§ Exercise aim
Reproduce verbatim the part of the records that opens with the line containing "y2-tick-label: 29 (699, 437, 724, 461)" and closes with the line containing "y-tick-label: 0.00 (68, 494, 113, 518)", both of those lines included.
— start of Input data —
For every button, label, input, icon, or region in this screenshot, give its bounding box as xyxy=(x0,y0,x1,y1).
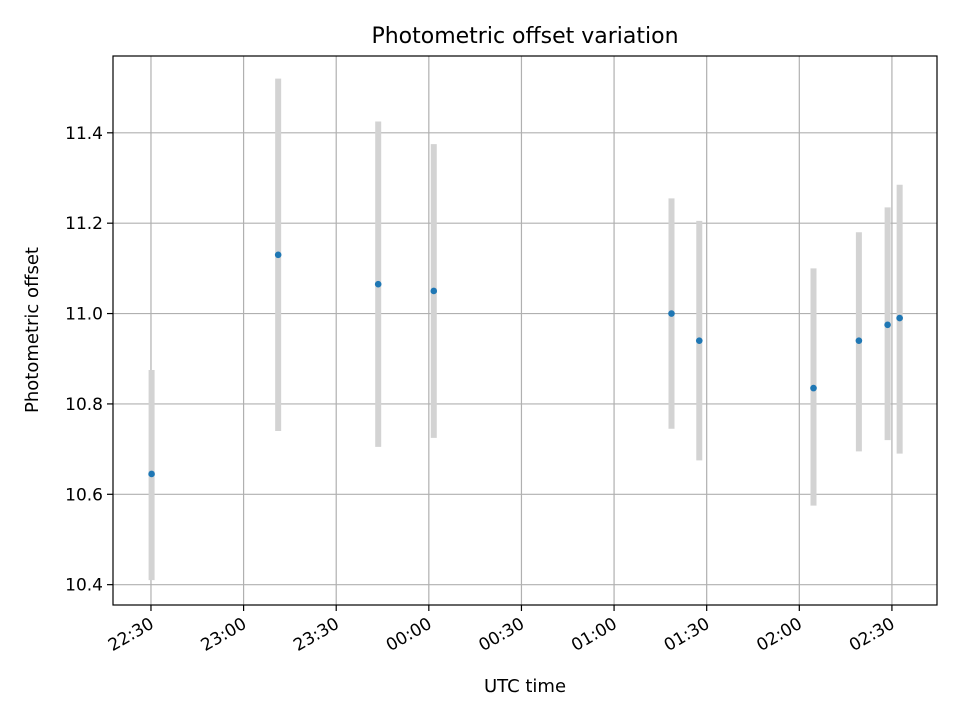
data-points xyxy=(148,251,903,478)
data-point xyxy=(810,384,817,392)
chart-title: Photometric offset variation xyxy=(371,24,678,49)
data-point xyxy=(695,337,703,344)
data-point xyxy=(430,287,438,295)
data-point xyxy=(668,310,675,317)
plot-frame xyxy=(112,55,938,606)
data-point xyxy=(896,314,903,322)
data-point xyxy=(884,321,891,329)
y-tick-label: 11.2 xyxy=(65,214,103,234)
x-axis-label: UTC time xyxy=(484,676,566,697)
y-tick-label: 11.4 xyxy=(65,124,103,144)
grid xyxy=(113,56,937,605)
y-tick-label: 10.8 xyxy=(65,395,103,415)
y-axis-ticks: 10.4 10.6 10.8 11.0 11.2 11.4 xyxy=(65,124,113,596)
y-axis-label: Photometric offset xyxy=(22,247,43,413)
y-tick-label: 11.0 xyxy=(65,305,103,325)
data-point xyxy=(374,280,382,288)
data-point xyxy=(274,251,282,259)
y-tick-label: 10.6 xyxy=(65,485,103,505)
data-point xyxy=(148,470,155,478)
y-tick-label: 10.4 xyxy=(65,576,103,596)
data-point xyxy=(855,337,863,344)
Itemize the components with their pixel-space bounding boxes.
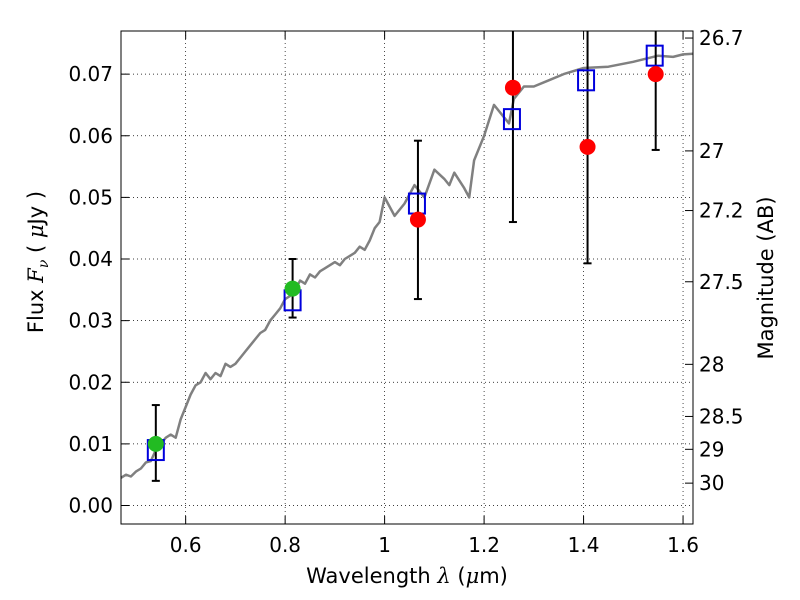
y2-tick-label: 29 (699, 437, 724, 461)
x-tick-label: 0.6 (170, 533, 202, 557)
y-tick-label: 0.05 (68, 185, 113, 209)
ticks: 0.6 0.8 1 1.2 1.4 1.6 0.00 0.01 0.02 0.03 0.04 0.05… (68, 26, 743, 557)
red-data-point (647, 66, 664, 83)
y-tick-label: 0.00 (68, 494, 113, 518)
x-tick-label: 0.8 (269, 533, 301, 557)
model-photometry-square (577, 69, 596, 92)
y-axis-title: Flux Fν ( μJy ) (24, 191, 52, 333)
red-data-point (579, 138, 596, 155)
red-data-point (504, 79, 521, 96)
y2-tick-label: 30 (699, 471, 724, 495)
y-tick-label: 0.01 (68, 432, 113, 456)
y-tick-label: 0.02 (68, 370, 113, 394)
y-tick-label: 0.06 (68, 124, 113, 148)
y2-axis-title: Magnitude (AB) (754, 196, 778, 359)
y2-tick-label: 26.7 (699, 26, 744, 50)
x-tick-label: 1.4 (568, 533, 600, 557)
y2-tick-label: 28 (699, 352, 724, 376)
x-tick-label: 1.2 (468, 533, 500, 557)
y2-tick-label: 27.2 (699, 199, 744, 223)
x-tick-label: 1.6 (667, 533, 699, 557)
y2-tick-label: 27 (699, 139, 724, 163)
model-photometry-square (502, 108, 521, 131)
series-layer (120, 31, 694, 482)
y-tick-label: 0.04 (68, 247, 113, 271)
y2-tick-label: 28.5 (699, 404, 744, 428)
x-axis-title: Wavelength λ (μm) (306, 564, 508, 588)
grid (121, 31, 693, 524)
spectrum-line (120, 52, 694, 479)
red-data-point (409, 211, 426, 228)
green-data-point (284, 280, 301, 297)
y-tick-label: 0.03 (68, 309, 113, 333)
y-tick-label: 0.07 (68, 62, 113, 86)
green-data-point (147, 435, 164, 452)
plot-frame (120, 30, 694, 525)
x-tick-label: 1 (378, 533, 391, 557)
model-photometry-square (645, 44, 664, 67)
y2-tick-label: 27.5 (699, 270, 744, 294)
— end of Input data —
§ Response
y2-tick-label: 29 (699, 437, 724, 461)
x-tick-label: 0.6 (170, 533, 202, 557)
y-tick-label: 0.05 (68, 185, 113, 209)
ticks: 0.6 0.8 1 1.2 1.4 1.6 0.00 0.01 0.02 0.03 0.04 0.05… (68, 26, 743, 557)
red-data-point (647, 66, 664, 83)
y-tick-label: 0.00 (68, 494, 113, 518)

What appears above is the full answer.